| AIM |
Each entry that follows is to be retyped exactly. Pictures do not belong in the copy.

(Extracted data entries)
────────────────────────────────────────
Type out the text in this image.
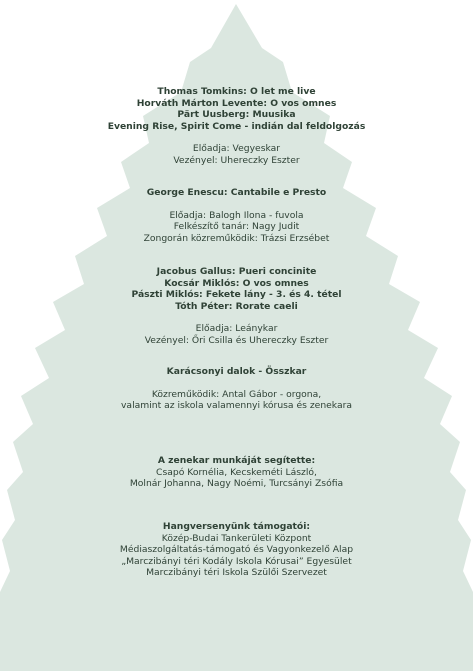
Thomas Tomkins: O let me live
Horváth Márton Levente: O vos omnes
Pärt Uusberg: Muusika
Evening Rise, Spirit Come - indián dal feldolgozás
Előadja: Vegyeskar
Vezényel: Uhereczky Eszter
George Enescu: Cantabile e Presto
Előadja: Balogh Ilona - fuvola
Felkészítő tanár: Nagy Judit
Zongorán közreműködik: Trázsi Erzsébet
Jacobus Gallus: Pueri concinite
Kocsár Miklós: O vos omnes
Pászti Miklós: Fekete lány - 3. és 4. tétel
Tóth Péter: Rorate caeli
Előadja: Leánykar
Vezényel: Őri Csilla és Uhereczky Eszter
Karácsonyi dalok - Összkar
Közreműködik: Antal Gábor - orgona,
valamint az iskola valamennyi kórusa és zenekara
A zenekar munkáját segítette:
Csapó Kornélia, Kecskeméti László,
Molnár Johanna, Nagy Noémi, Turcsányi Zsófia
Hangversenyünk támogatói:
Közép-Budai Tankerületi Központ
Médiaszolgáltatás-támogató és Vagyonkezelő Alap
„Marczibányi téri Kodály Iskola Kórusai” Egyesület
Marczibányi téri Iskola Szülői Szervezet
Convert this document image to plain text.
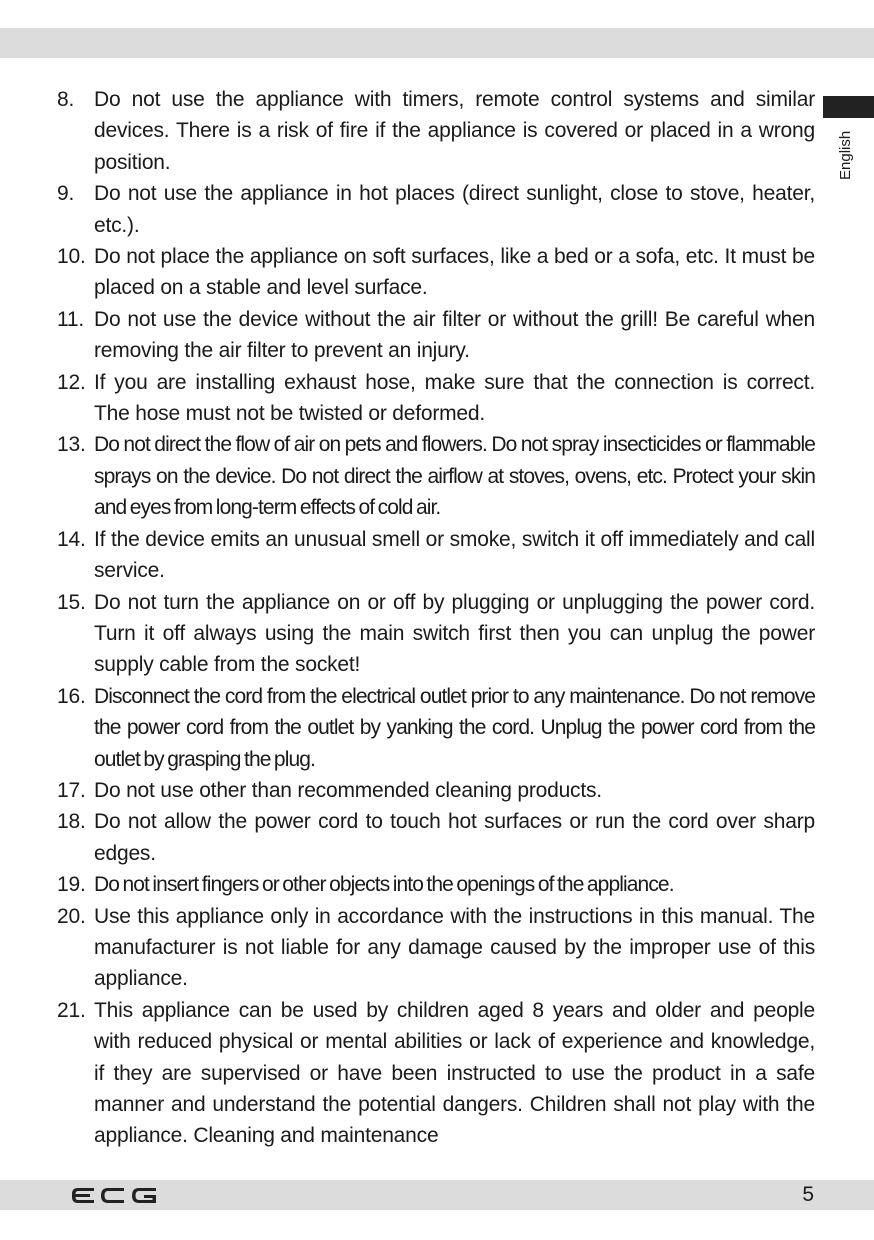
English
8. Do not use the appliance with timers, remote control systems and similar devices. There is a risk of fire if the appliance is covered or placed in a wrong position.
9. Do not use the appliance in hot places (direct sunlight, close to stove, heater, etc.).
10. Do not place the appliance on soft surfaces, like a bed or a sofa, etc. It must be placed on a stable and level surface.
11. Do not use the device without the air filter or without the grill! Be careful when removing the air filter to prevent an injury.
12. If you are installing exhaust hose, make sure that the connection is correct. The hose must not be twisted or deformed.
13. Do not direct the flow of air on pets and flowers. Do not spray insecticides or flammable sprays on the device. Do not direct the airflow at stoves, ovens, etc. Protect your skin and eyes from long-term effects of cold air.
14. If the device emits an unusual smell or smoke, switch it off immediately and call service.
15. Do not turn the appliance on or off by plugging or unplugging the power cord. Turn it off always using the main switch first then you can unplug the power supply cable from the socket!
16. Disconnect the cord from the electrical outlet prior to any maintenance. Do not remove the power cord from the outlet by yanking the cord. Unplug the power cord from the outlet by grasping the plug.
17. Do not use other than recommended cleaning products.
18. Do not allow the power cord to touch hot surfaces or run the cord over sharp edges.
19. Do not insert fingers or other objects into the openings of the appliance.
20. Use this appliance only in accordance with the instructions in this manual. The manufacturer is not liable for any damage caused by the improper use of this appliance.
21. This appliance can be used by children aged 8 years and older and people with reduced physical or mental abilities or lack of experience and knowledge, if they are supervised or have been instructed to use the product in a safe manner and understand the potential dangers. Children shall not play with the appliance. Cleaning and maintenance
5
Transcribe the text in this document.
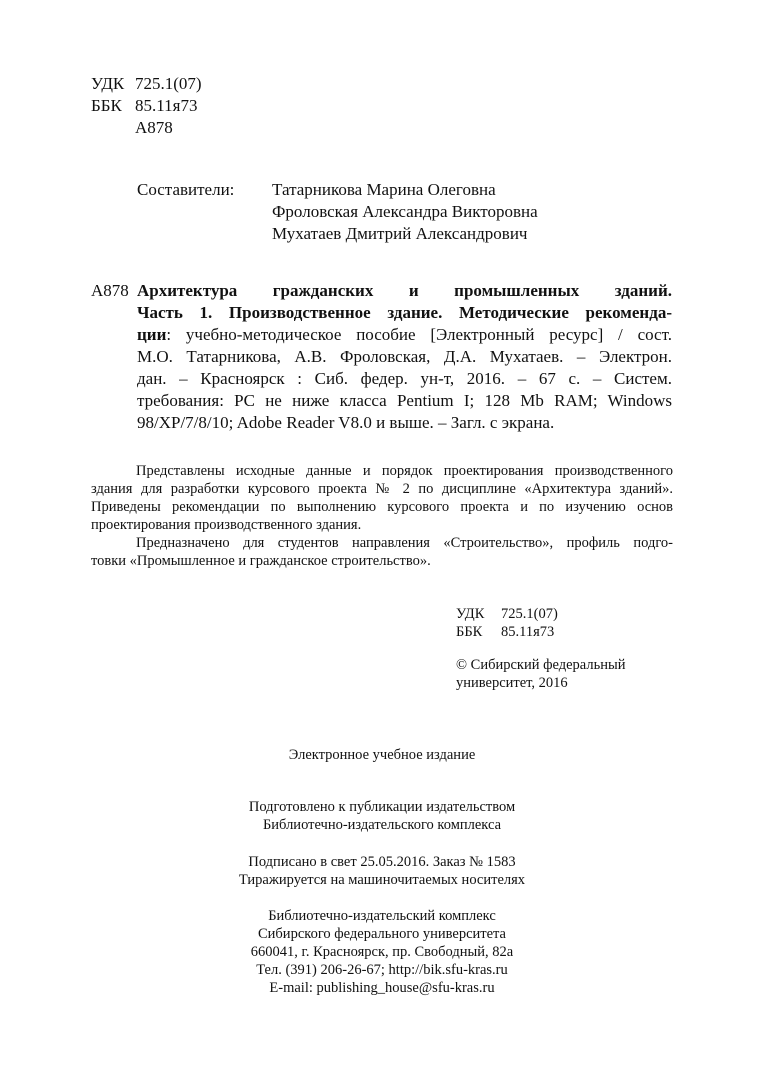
УДК 725.1(07)
ББК 85.11я73
А878
Составители:	Татарникова Марина Олеговна
Фроловская Александра Викторовна
Мухатаев Дмитрий Александрович
А878 Архитектура гражданских и промышленных зданий.
Часть 1. Производственное здание. Методические рекоменда-
ции: учебно-методическое пособие [Электронный ресурс] / сост.
М.О. Татарникова, А.В. Фроловская, Д.А. Мухатаев. – Электрон.
дан. – Красноярск : Сиб. федер. ун-т, 2016. – 67 с. – Систем.
требования: PC не ниже класса Pentium I; 128 Mb RAM; Windows
98/XP/7/8/10; Adobe Reader V8.0 и выше. – Загл. с экрана.
Представлены исходные данные и порядок проектирования производственного
здания для разработки курсового проекта № 2 по дисциплине «Архитектура зданий».
Приведены рекомендации по выполнению курсового проекта и по изучению основ
проектирования производственного здания.
Предназначено для студентов направления «Строительство», профиль подго-
товки «Промышленное и гражданское строительство».
УДК	725.1(07)
ББК	85.11я73
© Сибирский федеральный
университет, 2016
Электронное учебное издание
Подготовлено к публикации издательством
Библиотечно-издательского комплекса
Подписано в свет 25.05.2016. Заказ № 1583
Тиражируется на машиночитаемых носителях
Библиотечно-издательский комплекс
Сибирского федерального университета
660041, г. Красноярск, пр. Свободный, 82а
Тел. (391) 206-26-67; http://bik.sfu-kras.ru
E-mail: publishing_house@sfu-kras.ru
────────────────────────────────────────
| SOLUTION TO THE EXERCISE |
Type out the text in this image.
Thomas Tomkins: O let me live
Horváth Márton Levente: O vos omnes
Pärt Uusberg: Muusika
Evening Rise, Spirit Come - indián dal feldolgozás
Előadja: Vegyeskar
Vezényel: Uhereczky Eszter
George Enescu: Cantabile e Presto
Előadja: Balogh Ilona - fuvola
Felkészítő tanár: Nagy Judit
Zongorán közreműködik: Trázsi Erzsébet
Jacobus Gallus: Pueri concinite
Kocsár Miklós: O vos omnes
Pászti Miklós: Fekete lány - 3. és 4. tétel
Tóth Péter: Rorate caeli
Előadja: Leánykar
Vezényel: Őri Csilla és Uhereczky Eszter
Karácsonyi dalok - Összkar
Közreműködik: Antal Gábor - orgona,
valamint az iskola valamennyi kórusa és zenekara
A zenekar munkáját segítette:
Csapó Kornélia, Kecskeméti László,
Molnár Johanna, Nagy Noémi, Turcsányi Zsófia
Hangversenyünk támogatói:
Közép-Budai Tankerületi Központ
Médiaszolgáltatás-támogató és Vagyonkezelő Alap
„Marczibányi téri Kodály Iskola Kórusai” Egyesület
Marczibányi téri Iskola Szülői Szervezet
Convert this document image to plain text.
English
8. Do not use the appliance with timers, remote control systems and similar devices. There is a risk of fire if the appliance is covered or placed in a wrong position.
9. Do not use the appliance in hot places (direct sunlight, close to stove, heater, etc.).
10. Do not place the appliance on soft surfaces, like a bed or a sofa, etc. It must be placed on a stable and level surface.
11. Do not use the device without the air filter or without the grill! Be careful when removing the air filter to prevent an injury.
12. If you are installing exhaust hose, make sure that the connection is correct. The hose must not be twisted or deformed.
13. Do not direct the flow of air on pets and flowers. Do not spray insecticides or flammable sprays on the device. Do not direct the airflow at stoves, ovens, etc. Protect your skin and eyes from long-term effects of cold air.
14. If the device emits an unusual smell or smoke, switch it off immediately and call service.
15. Do not turn the appliance on or off by plugging or unplugging the power cord. Turn it off always using the main switch first then you can unplug the power supply cable from the socket!
16. Disconnect the cord from the electrical outlet prior to any maintenance. Do not remove the power cord from the outlet by yanking the cord. Unplug the power cord from the outlet by grasping the plug.
17. Do not use other than recommended cleaning products.
18. Do not allow the power cord to touch hot surfaces or run the cord over sharp edges.
19. Do not insert fingers or other objects into the openings of the appliance.
20. Use this appliance only in accordance with the instructions in this manual. The manufacturer is not liable for any damage caused by the improper use of this appliance.
21. This appliance can be used by children aged 8 years and older and people with reduced physical or mental abilities or lack of experience and knowledge, if they are supervised or have been instructed to use the product in a safe manner and understand the potential dangers. Children shall not play with the appliance. Cleaning and maintenance
5
Transcribe the text in this document.
УДК 725.1(07)
ББК 85.11я73
А878
Составители:	Татарникова Марина Олеговна
Фроловская Александра Викторовна
Мухатаев Дмитрий Александрович
А878 Архитектура гражданских и промышленных зданий.
Часть 1. Производственное здание. Методические рекоменда-
ции: учебно-методическое пособие [Электронный ресурс] / сост.
М.О. Татарникова, А.В. Фроловская, Д.А. Мухатаев. – Электрон.
дан. – Красноярск : Сиб. федер. ун-т, 2016. – 67 с. – Систем.
требования: PC не ниже класса Pentium I; 128 Mb RAM; Windows
98/XP/7/8/10; Adobe Reader V8.0 и выше. – Загл. с экрана.
Представлены исходные данные и порядок проектирования производственного
здания для разработки курсового проекта № 2 по дисциплине «Архитектура зданий».
Приведены рекомендации по выполнению курсового проекта и по изучению основ
проектирования производственного здания.
Предназначено для студентов направления «Строительство», профиль подго-
товки «Промышленное и гражданское строительство».
УДК	725.1(07)
ББК	85.11я73
© Сибирский федеральный
университет, 2016
Электронное учебное издание
Подготовлено к публикации издательством
Библиотечно-издательского комплекса
Подписано в свет 25.05.2016. Заказ № 1583
Тиражируется на машиночитаемых носителях
Библиотечно-издательский комплекс
Сибирского федерального университета
660041, г. Красноярск, пр. Свободный, 82а
Тел. (391) 206-26-67; http://bik.sfu-kras.ru
E-mail: publishing_house@sfu-kras.ru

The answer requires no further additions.